▸ STATED TASK:
List all lines of the data containing the word "visit".

▸ RAW DATA:
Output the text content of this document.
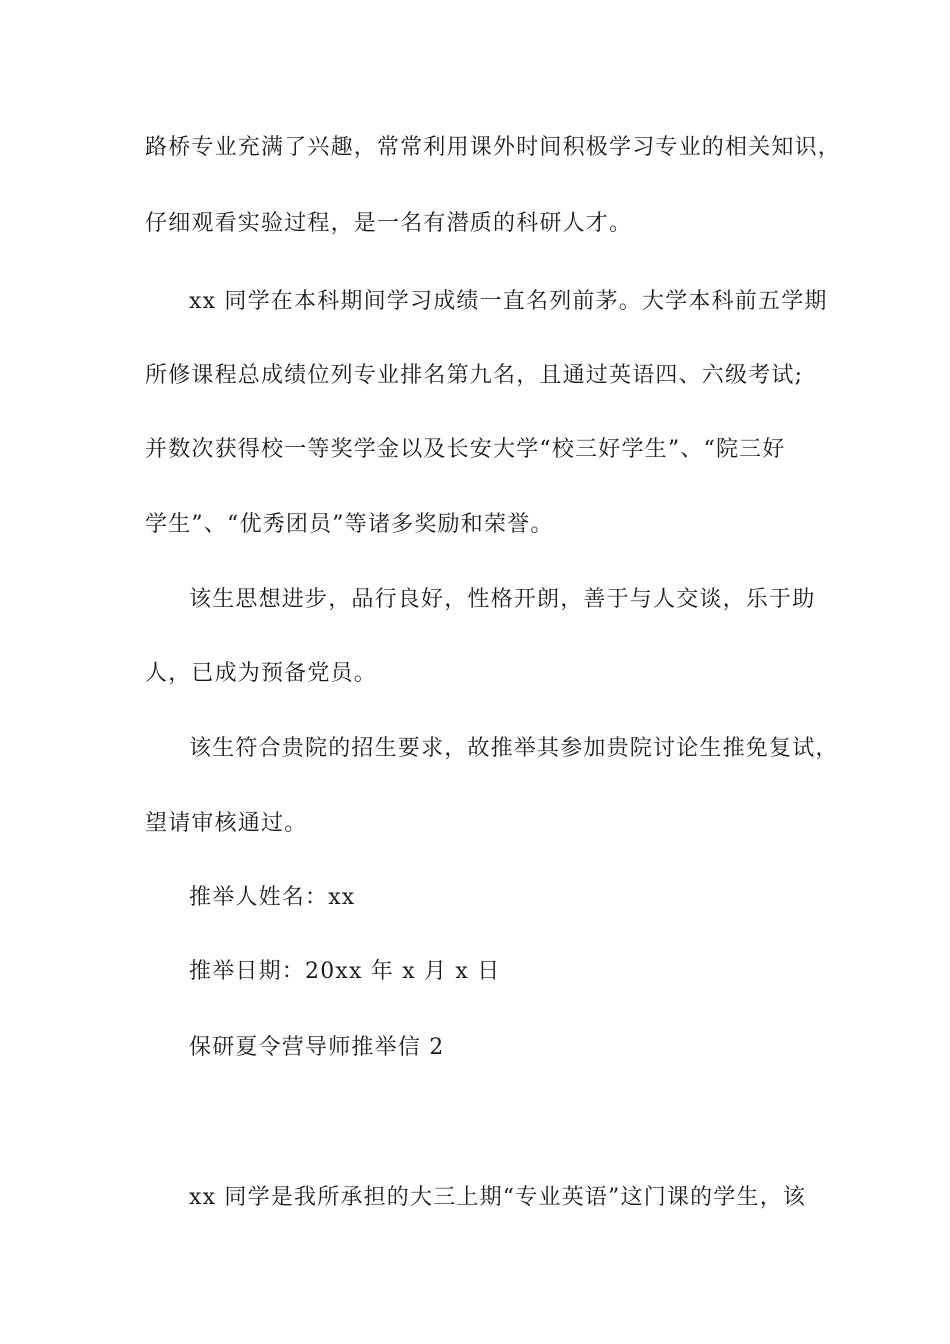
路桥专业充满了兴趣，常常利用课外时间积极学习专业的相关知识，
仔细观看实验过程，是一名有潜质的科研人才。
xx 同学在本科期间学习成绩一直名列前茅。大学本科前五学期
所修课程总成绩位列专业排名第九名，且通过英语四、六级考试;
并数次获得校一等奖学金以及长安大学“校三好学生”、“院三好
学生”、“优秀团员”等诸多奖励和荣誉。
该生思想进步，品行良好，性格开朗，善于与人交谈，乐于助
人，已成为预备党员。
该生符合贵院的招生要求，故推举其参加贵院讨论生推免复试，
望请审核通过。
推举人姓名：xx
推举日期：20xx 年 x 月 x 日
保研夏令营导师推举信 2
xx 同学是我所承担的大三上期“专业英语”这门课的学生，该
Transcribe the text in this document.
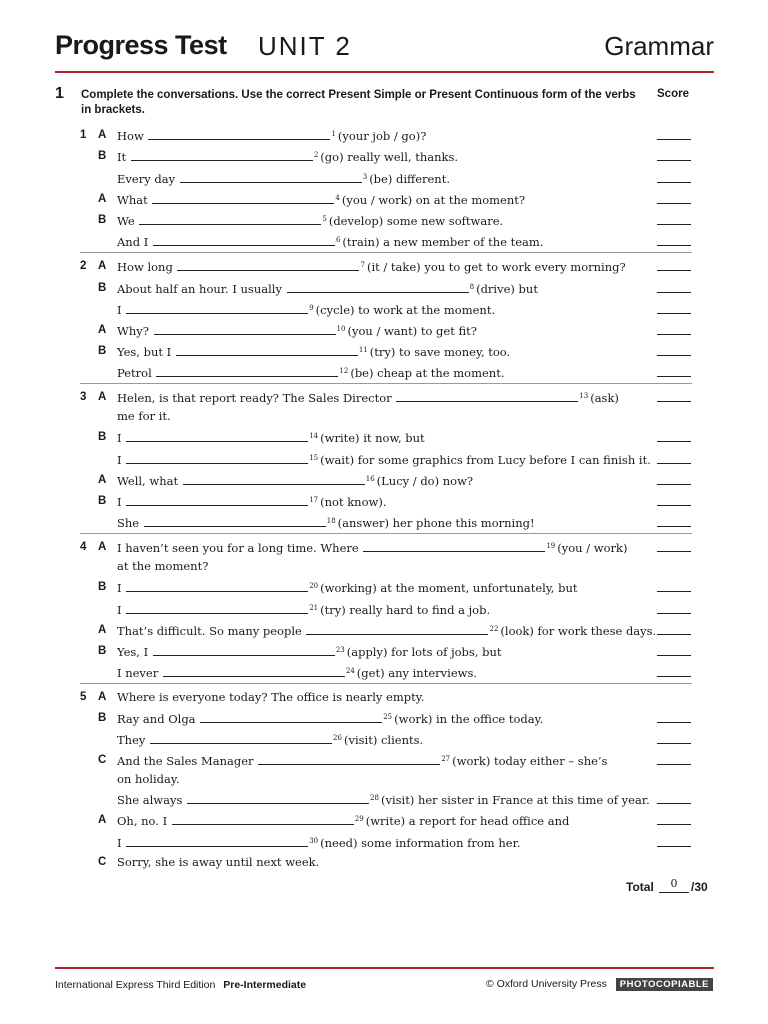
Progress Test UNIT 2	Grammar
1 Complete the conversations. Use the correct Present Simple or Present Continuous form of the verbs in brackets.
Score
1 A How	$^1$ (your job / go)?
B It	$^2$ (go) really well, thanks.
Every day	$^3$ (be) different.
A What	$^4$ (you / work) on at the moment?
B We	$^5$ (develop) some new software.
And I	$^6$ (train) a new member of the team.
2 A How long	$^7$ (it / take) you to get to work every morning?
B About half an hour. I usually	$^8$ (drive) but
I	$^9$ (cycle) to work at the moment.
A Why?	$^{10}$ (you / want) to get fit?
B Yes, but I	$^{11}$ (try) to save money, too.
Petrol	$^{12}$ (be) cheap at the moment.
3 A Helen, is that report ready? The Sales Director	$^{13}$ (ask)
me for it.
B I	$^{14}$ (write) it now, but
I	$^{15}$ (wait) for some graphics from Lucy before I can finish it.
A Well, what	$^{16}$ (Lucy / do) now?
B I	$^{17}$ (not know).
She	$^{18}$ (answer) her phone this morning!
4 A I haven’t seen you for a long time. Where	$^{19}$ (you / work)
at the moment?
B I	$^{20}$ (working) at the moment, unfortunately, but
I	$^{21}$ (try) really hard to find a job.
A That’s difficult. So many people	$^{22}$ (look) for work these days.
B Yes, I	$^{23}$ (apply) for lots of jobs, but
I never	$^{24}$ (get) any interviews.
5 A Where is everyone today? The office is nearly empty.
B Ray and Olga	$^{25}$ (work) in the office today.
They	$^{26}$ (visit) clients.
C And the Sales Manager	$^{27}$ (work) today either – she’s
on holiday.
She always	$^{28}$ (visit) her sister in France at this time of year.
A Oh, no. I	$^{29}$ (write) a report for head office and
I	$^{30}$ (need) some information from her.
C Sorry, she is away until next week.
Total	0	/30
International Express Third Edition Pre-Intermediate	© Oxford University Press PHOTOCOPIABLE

* * *

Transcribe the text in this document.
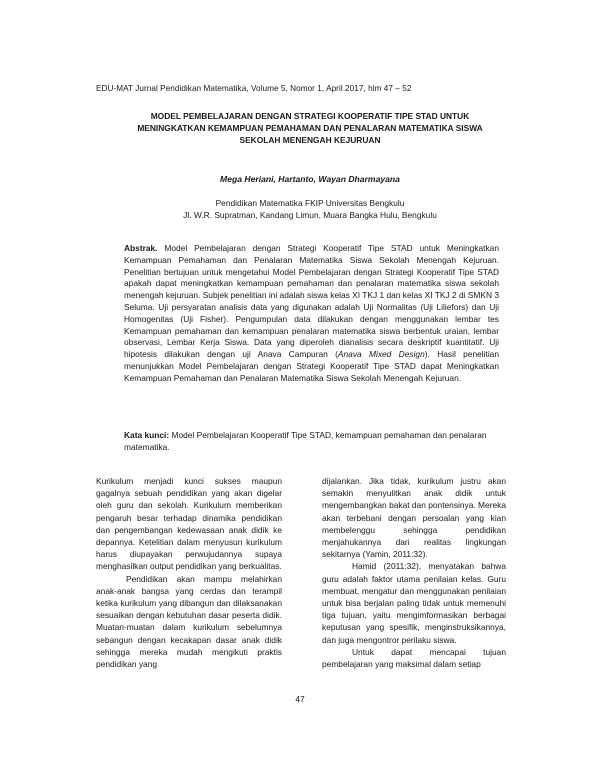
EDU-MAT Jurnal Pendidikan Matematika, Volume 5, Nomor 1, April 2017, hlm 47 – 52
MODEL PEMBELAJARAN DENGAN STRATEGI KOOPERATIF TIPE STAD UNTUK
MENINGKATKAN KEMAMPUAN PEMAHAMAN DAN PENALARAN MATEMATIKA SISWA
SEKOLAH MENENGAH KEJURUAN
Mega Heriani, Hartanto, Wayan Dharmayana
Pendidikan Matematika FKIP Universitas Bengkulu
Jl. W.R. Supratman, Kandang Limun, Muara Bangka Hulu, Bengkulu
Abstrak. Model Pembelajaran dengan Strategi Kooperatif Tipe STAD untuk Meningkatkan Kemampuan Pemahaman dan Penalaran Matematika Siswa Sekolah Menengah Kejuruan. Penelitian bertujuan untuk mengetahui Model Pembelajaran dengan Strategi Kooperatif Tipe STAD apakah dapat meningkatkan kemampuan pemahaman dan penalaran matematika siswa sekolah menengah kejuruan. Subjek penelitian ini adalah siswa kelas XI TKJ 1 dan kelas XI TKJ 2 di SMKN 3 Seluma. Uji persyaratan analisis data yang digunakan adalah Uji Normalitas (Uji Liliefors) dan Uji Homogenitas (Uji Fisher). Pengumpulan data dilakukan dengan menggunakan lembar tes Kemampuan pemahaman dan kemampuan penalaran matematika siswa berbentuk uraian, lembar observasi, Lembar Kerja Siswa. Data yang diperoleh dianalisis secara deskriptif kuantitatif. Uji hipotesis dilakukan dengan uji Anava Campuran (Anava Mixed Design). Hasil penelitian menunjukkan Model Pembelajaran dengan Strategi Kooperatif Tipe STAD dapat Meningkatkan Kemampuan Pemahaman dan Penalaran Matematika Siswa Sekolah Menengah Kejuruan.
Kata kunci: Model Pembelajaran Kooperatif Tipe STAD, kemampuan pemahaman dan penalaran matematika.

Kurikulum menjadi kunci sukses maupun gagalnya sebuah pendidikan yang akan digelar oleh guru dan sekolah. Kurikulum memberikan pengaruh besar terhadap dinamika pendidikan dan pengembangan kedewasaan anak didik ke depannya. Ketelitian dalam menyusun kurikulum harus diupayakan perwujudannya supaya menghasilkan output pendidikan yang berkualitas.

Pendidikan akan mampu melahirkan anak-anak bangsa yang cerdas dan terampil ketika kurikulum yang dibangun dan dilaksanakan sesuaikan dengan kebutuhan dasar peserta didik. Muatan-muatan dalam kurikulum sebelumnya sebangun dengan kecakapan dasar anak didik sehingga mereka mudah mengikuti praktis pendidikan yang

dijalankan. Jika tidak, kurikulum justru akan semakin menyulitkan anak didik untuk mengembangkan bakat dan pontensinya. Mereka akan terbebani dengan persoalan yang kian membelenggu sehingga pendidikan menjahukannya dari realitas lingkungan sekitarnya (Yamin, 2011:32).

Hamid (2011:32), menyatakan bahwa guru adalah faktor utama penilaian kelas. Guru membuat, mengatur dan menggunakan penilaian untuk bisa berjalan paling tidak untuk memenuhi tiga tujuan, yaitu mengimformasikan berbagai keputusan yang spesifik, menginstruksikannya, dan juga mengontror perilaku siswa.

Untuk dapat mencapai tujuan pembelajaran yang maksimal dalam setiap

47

▸ PROBLEM SOLUTION:
They	$^{26}$ (visit) clients.
She always	$^{28}$ (visit) her sister in France at this time of year.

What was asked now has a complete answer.